§ DATA:
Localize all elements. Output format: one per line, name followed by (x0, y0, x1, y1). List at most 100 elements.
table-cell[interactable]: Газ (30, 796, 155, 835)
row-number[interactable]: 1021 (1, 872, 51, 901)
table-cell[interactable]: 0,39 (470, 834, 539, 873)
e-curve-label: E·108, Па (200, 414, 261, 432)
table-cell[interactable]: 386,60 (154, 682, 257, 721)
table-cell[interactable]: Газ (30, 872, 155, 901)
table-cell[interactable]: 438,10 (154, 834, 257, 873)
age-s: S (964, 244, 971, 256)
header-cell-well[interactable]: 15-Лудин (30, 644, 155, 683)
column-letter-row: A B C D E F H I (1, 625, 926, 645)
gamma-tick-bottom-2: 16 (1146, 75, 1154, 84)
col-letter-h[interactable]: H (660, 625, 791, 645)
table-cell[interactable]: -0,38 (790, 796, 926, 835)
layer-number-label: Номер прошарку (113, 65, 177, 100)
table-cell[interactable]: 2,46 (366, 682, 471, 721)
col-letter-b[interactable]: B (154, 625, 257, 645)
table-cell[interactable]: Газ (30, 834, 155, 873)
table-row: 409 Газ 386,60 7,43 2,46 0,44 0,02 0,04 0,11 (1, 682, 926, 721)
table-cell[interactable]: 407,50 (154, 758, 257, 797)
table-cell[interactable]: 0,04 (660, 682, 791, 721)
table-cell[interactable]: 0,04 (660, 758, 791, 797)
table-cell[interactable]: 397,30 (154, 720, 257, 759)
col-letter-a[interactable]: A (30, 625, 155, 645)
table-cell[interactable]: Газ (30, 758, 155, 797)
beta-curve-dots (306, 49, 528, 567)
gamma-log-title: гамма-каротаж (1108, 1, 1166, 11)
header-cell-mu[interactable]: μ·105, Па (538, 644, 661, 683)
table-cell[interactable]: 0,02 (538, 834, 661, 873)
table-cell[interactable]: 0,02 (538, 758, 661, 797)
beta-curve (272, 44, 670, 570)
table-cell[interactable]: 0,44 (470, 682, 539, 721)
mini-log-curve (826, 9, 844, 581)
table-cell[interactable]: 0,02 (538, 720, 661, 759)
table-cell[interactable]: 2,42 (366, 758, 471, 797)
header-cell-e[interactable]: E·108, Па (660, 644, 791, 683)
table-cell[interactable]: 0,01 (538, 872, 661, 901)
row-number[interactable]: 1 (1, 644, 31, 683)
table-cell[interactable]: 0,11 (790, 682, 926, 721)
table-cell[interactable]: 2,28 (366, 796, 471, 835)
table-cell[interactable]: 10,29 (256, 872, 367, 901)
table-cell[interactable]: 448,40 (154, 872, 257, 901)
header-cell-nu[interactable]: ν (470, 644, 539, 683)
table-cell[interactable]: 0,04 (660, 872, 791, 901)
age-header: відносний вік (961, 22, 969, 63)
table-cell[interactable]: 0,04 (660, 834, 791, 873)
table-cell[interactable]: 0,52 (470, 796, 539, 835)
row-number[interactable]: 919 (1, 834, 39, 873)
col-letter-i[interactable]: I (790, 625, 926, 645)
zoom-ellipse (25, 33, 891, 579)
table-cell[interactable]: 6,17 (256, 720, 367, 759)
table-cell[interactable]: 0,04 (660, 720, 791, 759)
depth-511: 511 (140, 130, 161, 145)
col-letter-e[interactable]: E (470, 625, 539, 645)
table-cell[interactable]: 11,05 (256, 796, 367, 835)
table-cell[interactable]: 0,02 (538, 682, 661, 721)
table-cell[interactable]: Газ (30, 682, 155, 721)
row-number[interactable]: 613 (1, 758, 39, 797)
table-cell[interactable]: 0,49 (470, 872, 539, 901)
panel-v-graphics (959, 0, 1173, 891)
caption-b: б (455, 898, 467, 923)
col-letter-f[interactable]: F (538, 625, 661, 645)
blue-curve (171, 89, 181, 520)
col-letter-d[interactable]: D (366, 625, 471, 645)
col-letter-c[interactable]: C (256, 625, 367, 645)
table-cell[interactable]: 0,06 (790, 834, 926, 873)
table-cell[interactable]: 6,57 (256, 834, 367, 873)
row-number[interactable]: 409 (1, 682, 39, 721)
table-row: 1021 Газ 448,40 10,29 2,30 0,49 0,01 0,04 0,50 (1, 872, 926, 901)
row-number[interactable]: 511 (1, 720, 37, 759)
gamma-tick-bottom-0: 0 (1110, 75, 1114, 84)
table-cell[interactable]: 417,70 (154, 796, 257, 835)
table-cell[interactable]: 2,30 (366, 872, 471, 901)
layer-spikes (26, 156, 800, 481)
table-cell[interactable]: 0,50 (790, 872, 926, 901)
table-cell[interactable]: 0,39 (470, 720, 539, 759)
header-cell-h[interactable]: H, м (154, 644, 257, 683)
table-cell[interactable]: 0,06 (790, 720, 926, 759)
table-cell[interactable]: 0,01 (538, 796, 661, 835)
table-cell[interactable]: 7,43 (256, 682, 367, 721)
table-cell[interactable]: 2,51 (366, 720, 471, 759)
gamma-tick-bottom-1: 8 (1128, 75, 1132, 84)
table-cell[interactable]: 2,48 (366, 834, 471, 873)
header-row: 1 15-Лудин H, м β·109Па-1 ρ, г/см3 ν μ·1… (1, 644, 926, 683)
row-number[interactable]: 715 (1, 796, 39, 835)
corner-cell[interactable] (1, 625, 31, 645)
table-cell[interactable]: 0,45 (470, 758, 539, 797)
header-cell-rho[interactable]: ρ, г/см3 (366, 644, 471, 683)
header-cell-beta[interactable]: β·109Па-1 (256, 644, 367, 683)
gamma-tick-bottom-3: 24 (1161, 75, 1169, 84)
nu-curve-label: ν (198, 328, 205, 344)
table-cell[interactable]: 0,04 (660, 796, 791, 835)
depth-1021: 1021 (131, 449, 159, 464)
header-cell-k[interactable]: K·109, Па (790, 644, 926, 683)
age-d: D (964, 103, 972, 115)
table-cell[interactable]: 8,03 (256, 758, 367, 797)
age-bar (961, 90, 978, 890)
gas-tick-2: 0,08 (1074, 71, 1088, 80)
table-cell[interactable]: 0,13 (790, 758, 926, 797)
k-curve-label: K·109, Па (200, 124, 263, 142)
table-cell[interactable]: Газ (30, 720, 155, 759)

§ WRITTEN TASK:
Could you rewrite everything from the start of the data down to the line "table-cell[interactable]: 448,40 (154, 872, 257, 901)" as a JSON list of strings, one string per line, leaving out blank lines?

§ THE COMPLETED TASK:
[
  "Localize all elements. Output format: one per line, name followed by (x0, y0, x1, y1). List at most 100 elements.",
  "table-cell[interactable]: Газ (30, 796, 155, 835)",
  "row-number[interactable]: 1021 (1, 872, 51, 901)",
  "table-cell[interactable]: 0,39 (470, 834, 539, 873)",
  "e-curve-label: E·108, Па (200, 414, 261, 432)",
  "table-cell[interactable]: 386,60 (154, 682, 257, 721)",
  "table-cell[interactable]: Газ (30, 872, 155, 901)",
  "table-cell[interactable]: 438,10 (154, 834, 257, 873)",
  "age-s: S (964, 244, 971, 256)",
  "header-cell-well[interactable]: 15-Лудин (30, 644, 155, 683)",
  "column-letter-row: A B C D E F H I (1, 625, 926, 645)",
  "gamma-tick-bottom-2: 16 (1146, 75, 1154, 84)",
  "col-letter-h[interactable]: H (660, 625, 791, 645)",
  "table-cell[interactable]: -0,38 (790, 796, 926, 835)",
  "layer-number-label: Номер прошарку (113, 65, 177, 100)",
  "table-cell[interactable]: 2,46 (366, 682, 471, 721)",
  "col-letter-b[interactable]: B (154, 625, 257, 645)",
  "table-cell[interactable]: Газ (30, 834, 155, 873)",
  "table-row: 409 Газ 386,60 7,43 2,46 0,44 0,02 0,04 0,11 (1, 682, 926, 721)",
  "table-cell[interactable]: 407,50 (154, 758, 257, 797)",
  "table-cell[interactable]: 0,04 (660, 682, 791, 721)",
  "table-cell[interactable]: 0,04 (660, 758, 791, 797)",
  "table-cell[interactable]: 397,30 (154, 720, 257, 759)",
  "col-letter-a[interactable]: A (30, 625, 155, 645)",
  "table-cell[interactable]: Газ (30, 758, 155, 797)",
  "beta-curve-dots (306, 49, 528, 567)",
  "gamma-log-title: гамма-каротаж (1108, 1, 1166, 11)",
  "header-cell-mu[interactable]: μ·105, Па (538, 644, 661, 683)",
  "table-cell[interactable]: 0,02 (538, 834, 661, 873)",
  "table-cell[interactable]: 0,02 (538, 758, 661, 797)",
  "beta-curve (272, 44, 670, 570)",
  "table-cell[interactable]: 0,44 (470, 682, 539, 721)",
  "mini-log-curve (826, 9, 844, 581)",
  "table-cell[interactable]: 0,02 (538, 720, 661, 759)",
  "table-cell[interactable]: 2,42 (366, 758, 471, 797)",
  "header-cell-e[interactable]: E·108, Па (660, 644, 791, 683)",
  "table-cell[interactable]: 0,01 (538, 872, 661, 901)",
  "row-number[interactable]: 1 (1, 644, 31, 683)",
  "table-cell[interactable]: 0,11 (790, 682, 926, 721)",
  "table-cell[interactable]: 2,28 (366, 796, 471, 835)",
  "table-cell[interactable]: 10,29 (256, 872, 367, 901)",
  "table-cell[interactable]: 448,40 (154, 872, 257, 901)"
]